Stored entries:
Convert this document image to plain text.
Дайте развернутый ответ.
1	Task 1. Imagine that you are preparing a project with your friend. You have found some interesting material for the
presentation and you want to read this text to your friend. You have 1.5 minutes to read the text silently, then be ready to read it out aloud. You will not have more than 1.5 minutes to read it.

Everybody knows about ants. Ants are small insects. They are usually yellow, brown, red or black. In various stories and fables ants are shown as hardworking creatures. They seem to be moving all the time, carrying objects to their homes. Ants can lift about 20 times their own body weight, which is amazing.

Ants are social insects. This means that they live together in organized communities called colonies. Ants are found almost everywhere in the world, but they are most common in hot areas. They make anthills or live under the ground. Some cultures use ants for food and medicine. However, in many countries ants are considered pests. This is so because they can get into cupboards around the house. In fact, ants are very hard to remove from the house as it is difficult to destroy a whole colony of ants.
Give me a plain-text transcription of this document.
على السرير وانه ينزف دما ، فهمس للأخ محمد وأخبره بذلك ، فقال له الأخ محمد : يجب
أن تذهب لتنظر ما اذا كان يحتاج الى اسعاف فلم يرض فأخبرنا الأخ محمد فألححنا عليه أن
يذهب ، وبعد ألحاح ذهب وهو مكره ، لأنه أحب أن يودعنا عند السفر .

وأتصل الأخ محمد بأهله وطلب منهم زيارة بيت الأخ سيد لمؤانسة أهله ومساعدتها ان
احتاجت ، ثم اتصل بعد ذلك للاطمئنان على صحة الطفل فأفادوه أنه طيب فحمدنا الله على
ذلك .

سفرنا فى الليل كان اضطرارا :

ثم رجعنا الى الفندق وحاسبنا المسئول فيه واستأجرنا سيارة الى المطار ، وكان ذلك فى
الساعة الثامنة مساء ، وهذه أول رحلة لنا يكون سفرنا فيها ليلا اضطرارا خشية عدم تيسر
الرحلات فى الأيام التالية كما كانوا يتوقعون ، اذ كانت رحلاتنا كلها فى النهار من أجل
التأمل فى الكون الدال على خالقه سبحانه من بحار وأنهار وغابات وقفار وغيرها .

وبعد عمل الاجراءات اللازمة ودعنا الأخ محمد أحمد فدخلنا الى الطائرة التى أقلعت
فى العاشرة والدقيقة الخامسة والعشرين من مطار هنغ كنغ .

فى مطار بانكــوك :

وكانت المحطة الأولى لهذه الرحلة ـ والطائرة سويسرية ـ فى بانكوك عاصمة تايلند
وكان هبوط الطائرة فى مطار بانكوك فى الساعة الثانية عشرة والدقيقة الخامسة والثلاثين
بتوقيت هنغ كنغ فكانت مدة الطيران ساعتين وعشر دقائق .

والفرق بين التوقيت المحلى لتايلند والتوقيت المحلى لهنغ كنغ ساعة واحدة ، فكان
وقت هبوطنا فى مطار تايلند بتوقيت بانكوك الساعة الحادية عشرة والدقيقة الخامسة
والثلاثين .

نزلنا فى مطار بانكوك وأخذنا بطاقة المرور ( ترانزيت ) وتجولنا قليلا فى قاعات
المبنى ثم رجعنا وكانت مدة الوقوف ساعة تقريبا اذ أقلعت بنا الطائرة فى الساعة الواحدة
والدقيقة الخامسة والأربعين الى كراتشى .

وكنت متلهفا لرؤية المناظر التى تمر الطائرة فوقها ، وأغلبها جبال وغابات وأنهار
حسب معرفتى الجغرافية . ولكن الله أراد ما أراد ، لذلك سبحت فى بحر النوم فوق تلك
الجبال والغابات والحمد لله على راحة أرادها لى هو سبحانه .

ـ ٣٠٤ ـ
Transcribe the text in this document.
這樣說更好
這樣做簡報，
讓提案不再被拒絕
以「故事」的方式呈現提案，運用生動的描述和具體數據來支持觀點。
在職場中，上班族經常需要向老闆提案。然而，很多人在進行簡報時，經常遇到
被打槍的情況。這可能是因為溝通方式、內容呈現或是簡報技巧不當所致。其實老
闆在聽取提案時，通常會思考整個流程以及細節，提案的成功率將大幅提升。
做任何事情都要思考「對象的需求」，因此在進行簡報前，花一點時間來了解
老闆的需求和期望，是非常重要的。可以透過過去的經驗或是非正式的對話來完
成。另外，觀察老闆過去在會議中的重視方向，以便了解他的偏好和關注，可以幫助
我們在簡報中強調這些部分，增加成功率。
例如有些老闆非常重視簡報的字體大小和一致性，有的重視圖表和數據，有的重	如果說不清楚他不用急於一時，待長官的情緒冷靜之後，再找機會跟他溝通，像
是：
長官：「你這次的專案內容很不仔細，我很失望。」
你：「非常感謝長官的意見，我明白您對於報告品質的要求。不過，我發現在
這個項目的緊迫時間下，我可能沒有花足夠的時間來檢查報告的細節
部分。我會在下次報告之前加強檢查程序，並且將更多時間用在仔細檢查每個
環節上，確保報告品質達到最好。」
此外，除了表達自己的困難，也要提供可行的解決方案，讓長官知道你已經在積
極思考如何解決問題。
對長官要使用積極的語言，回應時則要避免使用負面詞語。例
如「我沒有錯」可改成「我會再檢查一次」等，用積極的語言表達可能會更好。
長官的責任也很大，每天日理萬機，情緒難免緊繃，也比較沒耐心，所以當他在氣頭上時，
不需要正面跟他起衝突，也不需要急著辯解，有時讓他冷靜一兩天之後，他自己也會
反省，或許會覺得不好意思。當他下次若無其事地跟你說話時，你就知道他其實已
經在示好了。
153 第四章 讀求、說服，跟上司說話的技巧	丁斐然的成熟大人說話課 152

**WORK TO BE COMPLETED:**
Print the listing above in its entirety, with every line exact.

**FINISHED EXERCISE:**
Convert this document image to plain text.
Дайте развернутый ответ.
1	Task 1. Imagine that you are preparing a project with your friend. You have found some interesting material for the
presentation and you want to read this text to your friend. You have 1.5 minutes to read the text silently, then be ready to read it out aloud. You will not have more than 1.5 minutes to read it.

Everybody knows about ants. Ants are small insects. They are usually yellow, brown, red or black. In various stories and fables ants are shown as hardworking creatures. They seem to be moving all the time, carrying objects to their homes. Ants can lift about 20 times their own body weight, which is amazing.

Ants are social insects. This means that they live together in organized communities called colonies. Ants are found almost everywhere in the world, but they are most common in hot areas. They make anthills or live under the ground. Some cultures use ants for food and medicine. However, in many countries ants are considered pests. This is so because they can get into cupboards around the house. In fact, ants are very hard to remove from the house as it is difficult to destroy a whole colony of ants.
Give me a plain-text transcription of this document.
على السرير وانه ينزف دما ، فهمس للأخ محمد وأخبره بذلك ، فقال له الأخ محمد : يجب
أن تذهب لتنظر ما اذا كان يحتاج الى اسعاف فلم يرض فأخبرنا الأخ محمد فألححنا عليه أن
يذهب ، وبعد ألحاح ذهب وهو مكره ، لأنه أحب أن يودعنا عند السفر .

وأتصل الأخ محمد بأهله وطلب منهم زيارة بيت الأخ سيد لمؤانسة أهله ومساعدتها ان
احتاجت ، ثم اتصل بعد ذلك للاطمئنان على صحة الطفل فأفادوه أنه طيب فحمدنا الله على
ذلك .

سفرنا فى الليل كان اضطرارا :

ثم رجعنا الى الفندق وحاسبنا المسئول فيه واستأجرنا سيارة الى المطار ، وكان ذلك فى
الساعة الثامنة مساء ، وهذه أول رحلة لنا يكون سفرنا فيها ليلا اضطرارا خشية عدم تيسر
الرحلات فى الأيام التالية كما كانوا يتوقعون ، اذ كانت رحلاتنا كلها فى النهار من أجل
التأمل فى الكون الدال على خالقه سبحانه من بحار وأنهار وغابات وقفار وغيرها .

وبعد عمل الاجراءات اللازمة ودعنا الأخ محمد أحمد فدخلنا الى الطائرة التى أقلعت
فى العاشرة والدقيقة الخامسة والعشرين من مطار هنغ كنغ .

فى مطار بانكــوك :

وكانت المحطة الأولى لهذه الرحلة ـ والطائرة سويسرية ـ فى بانكوك عاصمة تايلند
وكان هبوط الطائرة فى مطار بانكوك فى الساعة الثانية عشرة والدقيقة الخامسة والثلاثين
بتوقيت هنغ كنغ فكانت مدة الطيران ساعتين وعشر دقائق .

والفرق بين التوقيت المحلى لتايلند والتوقيت المحلى لهنغ كنغ ساعة واحدة ، فكان
وقت هبوطنا فى مطار تايلند بتوقيت بانكوك الساعة الحادية عشرة والدقيقة الخامسة
والثلاثين .

نزلنا فى مطار بانكوك وأخذنا بطاقة المرور ( ترانزيت ) وتجولنا قليلا فى قاعات
المبنى ثم رجعنا وكانت مدة الوقوف ساعة تقريبا اذ أقلعت بنا الطائرة فى الساعة الواحدة
والدقيقة الخامسة والأربعين الى كراتشى .

وكنت متلهفا لرؤية المناظر التى تمر الطائرة فوقها ، وأغلبها جبال وغابات وأنهار
حسب معرفتى الجغرافية . ولكن الله أراد ما أراد ، لذلك سبحت فى بحر النوم فوق تلك
الجبال والغابات والحمد لله على راحة أرادها لى هو سبحانه .

ـ ٣٠٤ ـ
Transcribe the text in this document.
這樣說更好
這樣做簡報，
讓提案不再被拒絕
以「故事」的方式呈現提案，運用生動的描述和具體數據來支持觀點。
在職場中，上班族經常需要向老闆提案。然而，很多人在進行簡報時，經常遇到
被打槍的情況。這可能是因為溝通方式、內容呈現或是簡報技巧不當所致。其實老
闆在聽取提案時，通常會思考整個流程以及細節，提案的成功率將大幅提升。
做任何事情都要思考「對象的需求」，因此在進行簡報前，花一點時間來了解
老闆的需求和期望，是非常重要的。可以透過過去的經驗或是非正式的對話來完
成。另外，觀察老闆過去在會議中的重視方向，以便了解他的偏好和關注，可以幫助
我們在簡報中強調這些部分，增加成功率。
例如有些老闆非常重視簡報的字體大小和一致性，有的重視圖表和數據，有的重	如果說不清楚他不用急於一時，待長官的情緒冷靜之後，再找機會跟他溝通，像
是：
長官：「你這次的專案內容很不仔細，我很失望。」
你：「非常感謝長官的意見，我明白您對於報告品質的要求。不過，我發現在
這個項目的緊迫時間下，我可能沒有花足夠的時間來檢查報告的細節
部分。我會在下次報告之前加強檢查程序，並且將更多時間用在仔細檢查每個
環節上，確保報告品質達到最好。」
此外，除了表達自己的困難，也要提供可行的解決方案，讓長官知道你已經在積
極思考如何解決問題。
對長官要使用積極的語言，回應時則要避免使用負面詞語。例
如「我沒有錯」可改成「我會再檢查一次」等，用積極的語言表達可能會更好。
長官的責任也很大，每天日理萬機，情緒難免緊繃，也比較沒耐心，所以當他在氣頭上時，
不需要正面跟他起衝突，也不需要急著辯解，有時讓他冷靜一兩天之後，他自己也會
反省，或許會覺得不好意思。當他下次若無其事地跟你說話時，你就知道他其實已
經在示好了。
153 第四章 讀求、說服，跟上司說話的技巧	丁斐然的成熟大人說話課 152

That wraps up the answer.